Your task is to output all the records below, word for word.
════════════════════
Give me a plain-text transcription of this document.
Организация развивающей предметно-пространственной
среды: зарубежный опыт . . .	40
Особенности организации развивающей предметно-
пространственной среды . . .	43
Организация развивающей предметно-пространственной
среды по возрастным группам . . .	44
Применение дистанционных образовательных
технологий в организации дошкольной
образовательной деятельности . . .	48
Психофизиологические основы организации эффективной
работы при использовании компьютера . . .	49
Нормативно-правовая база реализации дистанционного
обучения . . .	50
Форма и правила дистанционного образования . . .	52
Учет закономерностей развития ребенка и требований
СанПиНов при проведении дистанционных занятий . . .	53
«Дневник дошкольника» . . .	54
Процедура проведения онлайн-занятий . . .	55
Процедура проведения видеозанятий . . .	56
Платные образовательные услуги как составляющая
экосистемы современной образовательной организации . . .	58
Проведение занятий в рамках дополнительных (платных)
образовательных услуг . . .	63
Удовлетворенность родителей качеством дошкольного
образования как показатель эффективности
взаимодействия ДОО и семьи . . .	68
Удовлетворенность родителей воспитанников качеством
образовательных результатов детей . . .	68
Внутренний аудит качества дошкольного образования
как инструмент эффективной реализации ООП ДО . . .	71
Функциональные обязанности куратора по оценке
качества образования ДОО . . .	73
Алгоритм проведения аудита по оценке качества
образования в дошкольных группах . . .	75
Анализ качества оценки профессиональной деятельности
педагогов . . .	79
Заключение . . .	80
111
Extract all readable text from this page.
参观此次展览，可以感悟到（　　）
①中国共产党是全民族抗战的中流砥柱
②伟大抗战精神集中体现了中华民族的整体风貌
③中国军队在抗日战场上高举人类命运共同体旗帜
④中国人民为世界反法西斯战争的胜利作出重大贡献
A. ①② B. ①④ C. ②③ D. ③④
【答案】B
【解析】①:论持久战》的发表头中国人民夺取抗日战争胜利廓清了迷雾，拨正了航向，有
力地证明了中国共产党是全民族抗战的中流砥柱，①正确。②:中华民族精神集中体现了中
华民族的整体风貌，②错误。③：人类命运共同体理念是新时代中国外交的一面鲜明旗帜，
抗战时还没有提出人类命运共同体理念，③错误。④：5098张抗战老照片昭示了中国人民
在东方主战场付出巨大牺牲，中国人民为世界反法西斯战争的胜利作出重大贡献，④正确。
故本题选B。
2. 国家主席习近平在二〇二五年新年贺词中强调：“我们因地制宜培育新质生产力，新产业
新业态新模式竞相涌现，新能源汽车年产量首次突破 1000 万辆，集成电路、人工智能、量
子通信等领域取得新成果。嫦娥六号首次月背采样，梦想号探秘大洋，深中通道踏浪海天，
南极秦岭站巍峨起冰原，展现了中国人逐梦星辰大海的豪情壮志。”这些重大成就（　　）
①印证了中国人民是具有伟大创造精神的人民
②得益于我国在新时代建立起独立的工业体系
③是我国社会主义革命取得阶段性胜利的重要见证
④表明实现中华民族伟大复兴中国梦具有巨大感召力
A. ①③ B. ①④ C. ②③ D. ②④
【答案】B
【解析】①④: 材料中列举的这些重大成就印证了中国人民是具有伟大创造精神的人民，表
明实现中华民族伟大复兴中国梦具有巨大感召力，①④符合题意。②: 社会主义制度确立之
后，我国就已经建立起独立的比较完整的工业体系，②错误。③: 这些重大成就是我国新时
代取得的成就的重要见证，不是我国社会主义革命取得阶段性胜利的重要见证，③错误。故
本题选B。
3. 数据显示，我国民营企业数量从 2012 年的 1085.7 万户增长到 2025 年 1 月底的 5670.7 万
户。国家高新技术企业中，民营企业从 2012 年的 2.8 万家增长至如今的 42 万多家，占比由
════════════════════
Solution to this problem:
Give me a plain-text transcription of this document.
Организация развивающей предметно-пространственной
среды: зарубежный опыт . . .	40
Особенности организации развивающей предметно-
пространственной среды . . .	43
Организация развивающей предметно-пространственной
среды по возрастным группам . . .	44
Применение дистанционных образовательных
технологий в организации дошкольной
образовательной деятельности . . .	48
Психофизиологические основы организации эффективной
работы при использовании компьютера . . .	49
Нормативно-правовая база реализации дистанционного
обучения . . .	50
Форма и правила дистанционного образования . . .	52
Учет закономерностей развития ребенка и требований
СанПиНов при проведении дистанционных занятий . . .	53
«Дневник дошкольника» . . .	54
Процедура проведения онлайн-занятий . . .	55
Процедура проведения видеозанятий . . .	56
Платные образовательные услуги как составляющая
экосистемы современной образовательной организации . . .	58
Проведение занятий в рамках дополнительных (платных)
образовательных услуг . . .	63
Удовлетворенность родителей качеством дошкольного
образования как показатель эффективности
взаимодействия ДОО и семьи . . .	68
Удовлетворенность родителей воспитанников качеством
образовательных результатов детей . . .	68
Внутренний аудит качества дошкольного образования
как инструмент эффективной реализации ООП ДО . . .	71
Функциональные обязанности куратора по оценке
качества образования ДОО . . .	73
Алгоритм проведения аудита по оценке качества
образования в дошкольных группах . . .	75
Анализ качества оценки профессиональной деятельности
педагогов . . .	79
Заключение . . .	80
111
Extract all readable text from this page.
参观此次展览，可以感悟到（　　）
①中国共产党是全民族抗战的中流砥柱
②伟大抗战精神集中体现了中华民族的整体风貌
③中国军队在抗日战场上高举人类命运共同体旗帜
④中国人民为世界反法西斯战争的胜利作出重大贡献
A. ①② B. ①④ C. ②③ D. ③④
【答案】B
【解析】①:论持久战》的发表头中国人民夺取抗日战争胜利廓清了迷雾，拨正了航向，有
力地证明了中国共产党是全民族抗战的中流砥柱，①正确。②:中华民族精神集中体现了中
华民族的整体风貌，②错误。③：人类命运共同体理念是新时代中国外交的一面鲜明旗帜，
抗战时还没有提出人类命运共同体理念，③错误。④：5098张抗战老照片昭示了中国人民
在东方主战场付出巨大牺牲，中国人民为世界反法西斯战争的胜利作出重大贡献，④正确。
故本题选B。
2. 国家主席习近平在二〇二五年新年贺词中强调：“我们因地制宜培育新质生产力，新产业
新业态新模式竞相涌现，新能源汽车年产量首次突破 1000 万辆，集成电路、人工智能、量
子通信等领域取得新成果。嫦娥六号首次月背采样，梦想号探秘大洋，深中通道踏浪海天，
南极秦岭站巍峨起冰原，展现了中国人逐梦星辰大海的豪情壮志。”这些重大成就（　　）
①印证了中国人民是具有伟大创造精神的人民
②得益于我国在新时代建立起独立的工业体系
③是我国社会主义革命取得阶段性胜利的重要见证
④表明实现中华民族伟大复兴中国梦具有巨大感召力
A. ①③ B. ①④ C. ②③ D. ②④
【答案】B
【解析】①④: 材料中列举的这些重大成就印证了中国人民是具有伟大创造精神的人民，表
明实现中华民族伟大复兴中国梦具有巨大感召力，①④符合题意。②: 社会主义制度确立之
后，我国就已经建立起独立的比较完整的工业体系，②错误。③: 这些重大成就是我国新时
代取得的成就的重要见证，不是我国社会主义革命取得阶段性胜利的重要见证，③错误。故
本题选B。
3. 数据显示，我国民营企业数量从 2012 年的 1085.7 万户增长到 2025 年 1 月底的 5670.7 万
户。国家高新技术企业中，民营企业从 2012 年的 2.8 万家增长至如今的 42 万多家，占比由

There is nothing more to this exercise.